▸ **INSTRUCTION**
Give only a count of the lines that include the string "houses".

▸ **Figure record extracts**

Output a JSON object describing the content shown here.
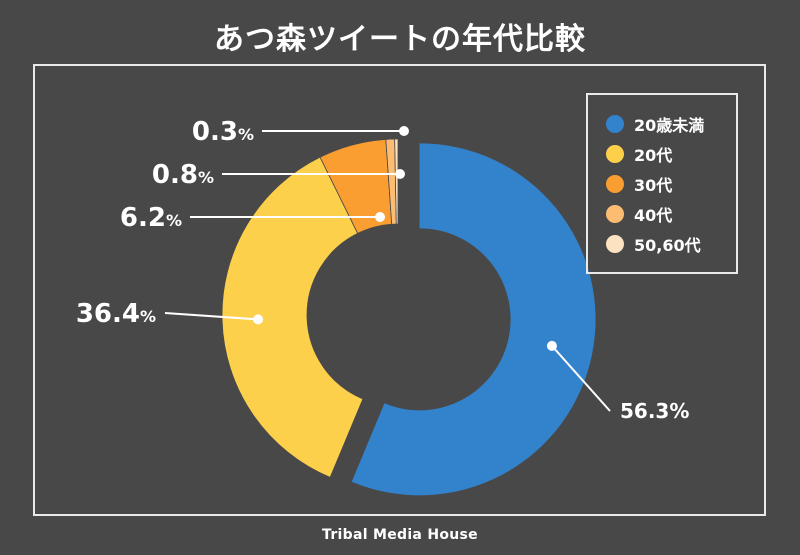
{
  "title": "あつ森ツイートの年代比較",
  "footer": "Tribal Media House",
  "chart_data": {
    "type": "pie",
    "variant": "donut",
    "title": "あつ森ツイートの年代比較",
    "categories": [
      "20歳未満",
      "20代",
      "30代",
      "40代",
      "50,60代"
    ],
    "values": [
      56.3,
      36.4,
      6.2,
      0.8,
      0.3
    ],
    "labels": [
      "56.3%",
      "36.4%",
      "6.2%",
      "0.8%",
      "0.3%"
    ],
    "colors": [
      "#3383cc",
      "#fdd04c",
      "#fb9e31",
      "#fcbd73",
      "#fde2c2"
    ],
    "legend_position": "top-right"
  }
}
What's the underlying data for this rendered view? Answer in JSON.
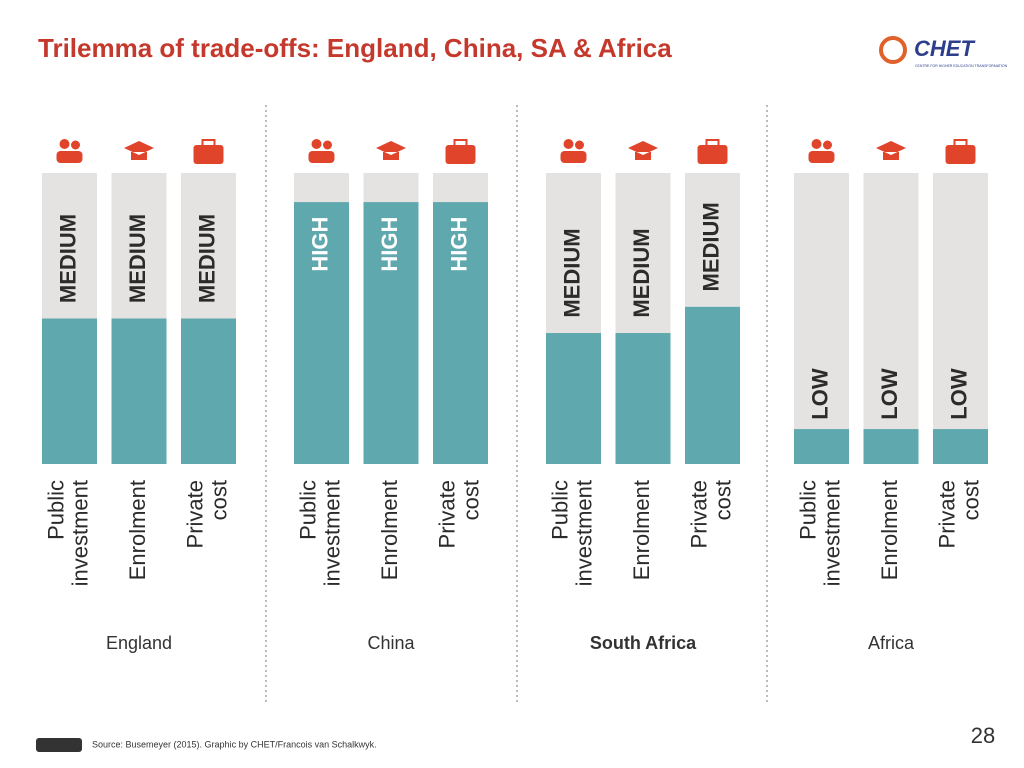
{
  "chart_data": {
    "type": "bar",
    "title": "Trilemma of trade-offs: England, China, SA & Africa",
    "logo": "CHET",
    "logo_subtitle": "CENTRE FOR HIGHER EDUCATION TRANSFORMATION",
    "source": "Source: Busemeyer (2015). Graphic by CHET/Francois van Schalkwyk.",
    "page_number": "28",
    "color": "#5fa8ae",
    "background_color": "#e4e3e1",
    "ylim": [
      0,
      100
    ],
    "groups": [
      {
        "name": "England",
        "bold": false,
        "bars": [
          {
            "category": "Public investment",
            "level": "MEDIUM",
            "value": 50
          },
          {
            "category": "Enrolment",
            "level": "MEDIUM",
            "value": 50
          },
          {
            "category": "Private cost",
            "level": "MEDIUM",
            "value": 50
          }
        ]
      },
      {
        "name": "China",
        "bold": false,
        "bars": [
          {
            "category": "Public investment",
            "level": "HIGH",
            "value": 90
          },
          {
            "category": "Enrolment",
            "level": "HIGH",
            "value": 90
          },
          {
            "category": "Private cost",
            "level": "HIGH",
            "value": 90
          }
        ]
      },
      {
        "name": "South Africa",
        "bold": true,
        "bars": [
          {
            "category": "Public investment",
            "level": "MEDIUM",
            "value": 45
          },
          {
            "category": "Enrolment",
            "level": "MEDIUM",
            "value": 45
          },
          {
            "category": "Private cost",
            "level": "MEDIUM",
            "value": 54
          }
        ]
      },
      {
        "name": "Africa",
        "bold": false,
        "bars": [
          {
            "category": "Public investment",
            "level": "LOW",
            "value": 12
          },
          {
            "category": "Enrolment",
            "level": "LOW",
            "value": 12
          },
          {
            "category": "Private cost",
            "level": "LOW",
            "value": 12
          }
        ]
      }
    ]
  }
}
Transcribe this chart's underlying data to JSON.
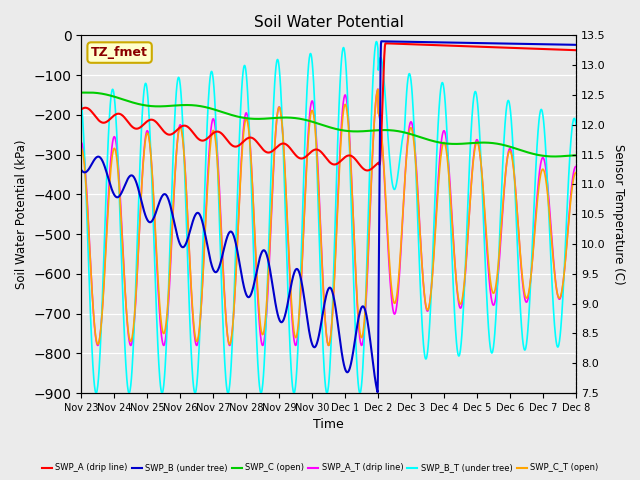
{
  "title": "Soil Water Potential",
  "ylabel_left": "Soil Water Potential (kPa)",
  "ylabel_right": "Sensor Temperature (C)",
  "xlabel": "Time",
  "ylim_left": [
    -900,
    0
  ],
  "ylim_right": [
    7.5,
    13.5
  ],
  "yticks_left": [
    -900,
    -800,
    -700,
    -600,
    -500,
    -400,
    -300,
    -200,
    -100,
    0
  ],
  "yticks_right": [
    7.5,
    8.0,
    8.5,
    9.0,
    9.5,
    10.0,
    10.5,
    11.0,
    11.5,
    12.0,
    12.5,
    13.0,
    13.5
  ],
  "background_color": "#ebebeb",
  "plot_bg_color": "#e8e8e8",
  "annotation_box": "TZ_fmet",
  "xticklabels": [
    "Nov 23",
    "Nov 24",
    "Nov 25",
    "Nov 26",
    "Nov 27",
    "Nov 28",
    "Nov 29",
    "Nov 30",
    "Dec 1",
    "Dec 2",
    "Dec 3",
    "Dec 4",
    "Dec 5",
    "Dec 6",
    "Dec 7",
    "Dec 8"
  ],
  "num_days": 15,
  "grid_color": "#ffffff",
  "figsize": [
    6.4,
    4.8
  ],
  "dpi": 100
}
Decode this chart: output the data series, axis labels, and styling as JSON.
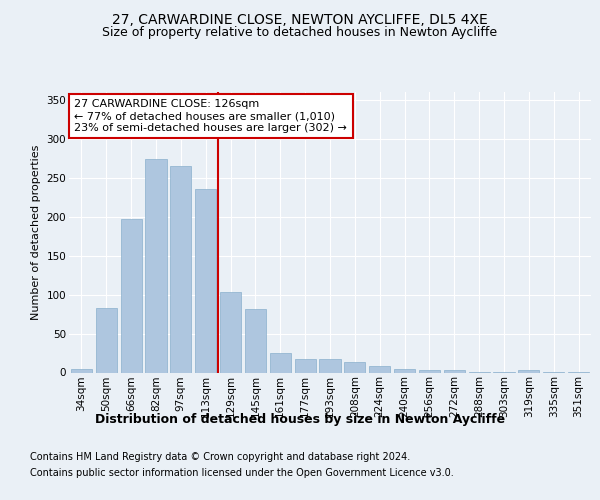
{
  "title1": "27, CARWARDINE CLOSE, NEWTON AYCLIFFE, DL5 4XE",
  "title2": "Size of property relative to detached houses in Newton Aycliffe",
  "xlabel": "Distribution of detached houses by size in Newton Aycliffe",
  "ylabel": "Number of detached properties",
  "categories": [
    "34sqm",
    "50sqm",
    "66sqm",
    "82sqm",
    "97sqm",
    "113sqm",
    "129sqm",
    "145sqm",
    "161sqm",
    "177sqm",
    "193sqm",
    "208sqm",
    "224sqm",
    "240sqm",
    "256sqm",
    "272sqm",
    "288sqm",
    "303sqm",
    "319sqm",
    "335sqm",
    "351sqm"
  ],
  "values": [
    5,
    83,
    197,
    275,
    265,
    236,
    103,
    82,
    25,
    18,
    18,
    13,
    8,
    5,
    3,
    3,
    1,
    1,
    3,
    1,
    1
  ],
  "bar_color": "#aec6df",
  "bar_edge_color": "#8ab0cc",
  "vline_x": 5.5,
  "vline_color": "#cc0000",
  "annotation_text": "27 CARWARDINE CLOSE: 126sqm\n← 77% of detached houses are smaller (1,010)\n23% of semi-detached houses are larger (302) →",
  "annotation_box_facecolor": "#ffffff",
  "annotation_box_edgecolor": "#cc0000",
  "ylim": [
    0,
    360
  ],
  "yticks": [
    0,
    50,
    100,
    150,
    200,
    250,
    300,
    350
  ],
  "footnote1": "Contains HM Land Registry data © Crown copyright and database right 2024.",
  "footnote2": "Contains public sector information licensed under the Open Government Licence v3.0.",
  "background_color": "#eaf0f6",
  "grid_color": "#ffffff",
  "title1_fontsize": 10,
  "title2_fontsize": 9,
  "xlabel_fontsize": 9,
  "ylabel_fontsize": 8,
  "tick_fontsize": 7.5,
  "annotation_fontsize": 8,
  "footnote_fontsize": 7
}
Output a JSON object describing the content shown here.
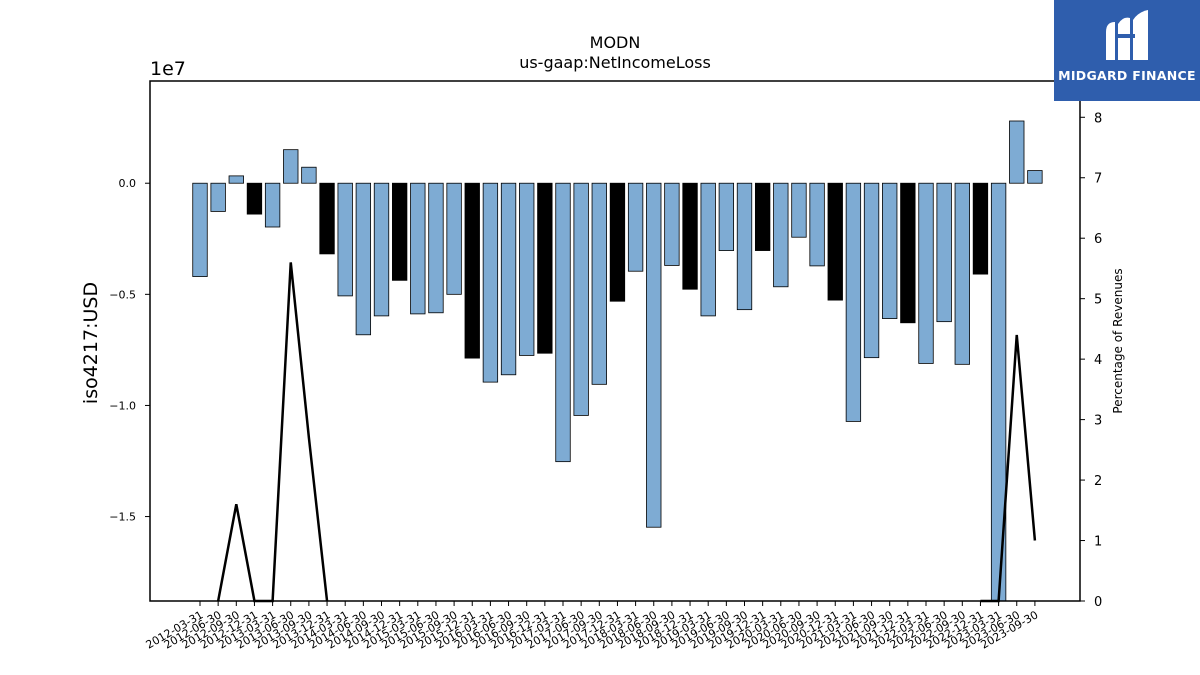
{
  "chart_data": {
    "type": "bar",
    "title": "MODN",
    "subtitle": "us-gaap:NetIncomeLoss",
    "ylabel": "iso4217:USD",
    "y_offset_label": "1e7",
    "y2label": "Percentage of Revenues",
    "ylim": [
      -1.88,
      0.46
    ],
    "y2lim": [
      0,
      8.6
    ],
    "y_ticks": [
      0.0,
      -0.5,
      -1.0,
      -1.5
    ],
    "y_tick_labels": [
      "0.0",
      "−0.5",
      "−1.0",
      "−1.5"
    ],
    "y2_ticks": [
      0,
      1,
      2,
      3,
      4,
      5,
      6,
      7,
      8
    ],
    "y2_tick_labels": [
      "0",
      "1",
      "2",
      "3",
      "4",
      "5",
      "6",
      "7",
      "8"
    ],
    "bar_color": "#7eabd3",
    "bar_highlight_color": "#000000",
    "line_color": "#000000",
    "categories": [
      "2012-03-31",
      "2012-06-30",
      "2012-09-30",
      "2012-12-31",
      "2013-03-31",
      "2013-06-30",
      "2013-09-30",
      "2013-12-31",
      "2014-03-31",
      "2014-06-30",
      "2014-09-30",
      "2014-12-31",
      "2015-03-31",
      "2015-06-30",
      "2015-09-30",
      "2015-12-31",
      "2016-03-31",
      "2016-06-30",
      "2016-09-30",
      "2016-12-31",
      "2017-03-31",
      "2017-06-30",
      "2017-09-30",
      "2017-12-31",
      "2018-03-31",
      "2018-06-30",
      "2018-09-30",
      "2018-12-31",
      "2019-03-31",
      "2019-06-30",
      "2019-09-30",
      "2019-12-31",
      "2020-03-31",
      "2020-06-30",
      "2020-09-30",
      "2020-12-31",
      "2021-03-31",
      "2021-06-30",
      "2021-09-30",
      "2021-12-31",
      "2022-03-31",
      "2022-06-30",
      "2022-09-30",
      "2022-12-31",
      "2023-03-31",
      "2023-06-30",
      "2023-09-30"
    ],
    "series": [
      {
        "values": [
          -0.42,
          -0.127,
          0.033,
          -0.139,
          -0.197,
          0.151,
          0.072,
          -0.318,
          -0.507,
          -0.682,
          -0.597,
          -0.437,
          -0.588,
          -0.583,
          -0.5,
          -0.787,
          -0.895,
          -0.862,
          -0.775,
          -0.765,
          -1.253,
          -1.045,
          -0.905,
          -0.531,
          -0.396,
          -1.548,
          -0.37,
          -0.477,
          -0.597,
          -0.303,
          -0.569,
          -0.303,
          -0.466,
          -0.243,
          -0.372,
          -0.526,
          -1.072,
          -0.785,
          -0.609,
          -0.628,
          -0.811,
          -0.623,
          -0.815,
          -0.409,
          -1.88,
          0.28,
          0.057
        ],
        "highlight": [
          false,
          false,
          false,
          true,
          false,
          false,
          false,
          true,
          false,
          false,
          false,
          true,
          false,
          false,
          false,
          true,
          false,
          false,
          false,
          true,
          false,
          false,
          false,
          true,
          false,
          false,
          false,
          true,
          false,
          false,
          false,
          true,
          false,
          false,
          false,
          true,
          false,
          false,
          false,
          true,
          false,
          false,
          false,
          true,
          false,
          false,
          false
        ]
      }
    ],
    "line_series": [
      {
        "points": [
          {
            "x": "2012-06-30",
            "y": 0.0
          },
          {
            "x": "2012-09-30",
            "y": 1.6
          },
          {
            "x": "2012-12-31",
            "y": 0.0
          },
          {
            "x": "2013-03-31",
            "y": 0.0
          },
          {
            "x": "2013-06-30",
            "y": 5.6
          },
          {
            "x": "2013-09-30",
            "y": 2.7
          },
          {
            "x": "2013-12-31",
            "y": 0.0
          },
          {
            "x": "2022-12-31",
            "y": 0.0
          },
          {
            "x": "2023-03-31",
            "y": 0.0
          },
          {
            "x": "2023-06-30",
            "y": 4.4
          },
          {
            "x": "2023-09-30",
            "y": 1.0
          }
        ]
      }
    ]
  },
  "logo": {
    "text": "MIDGARD FINANCE",
    "icon": "midgard-logo-icon",
    "background": "#2f5ead"
  }
}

▸ **IN RESPONSE**
3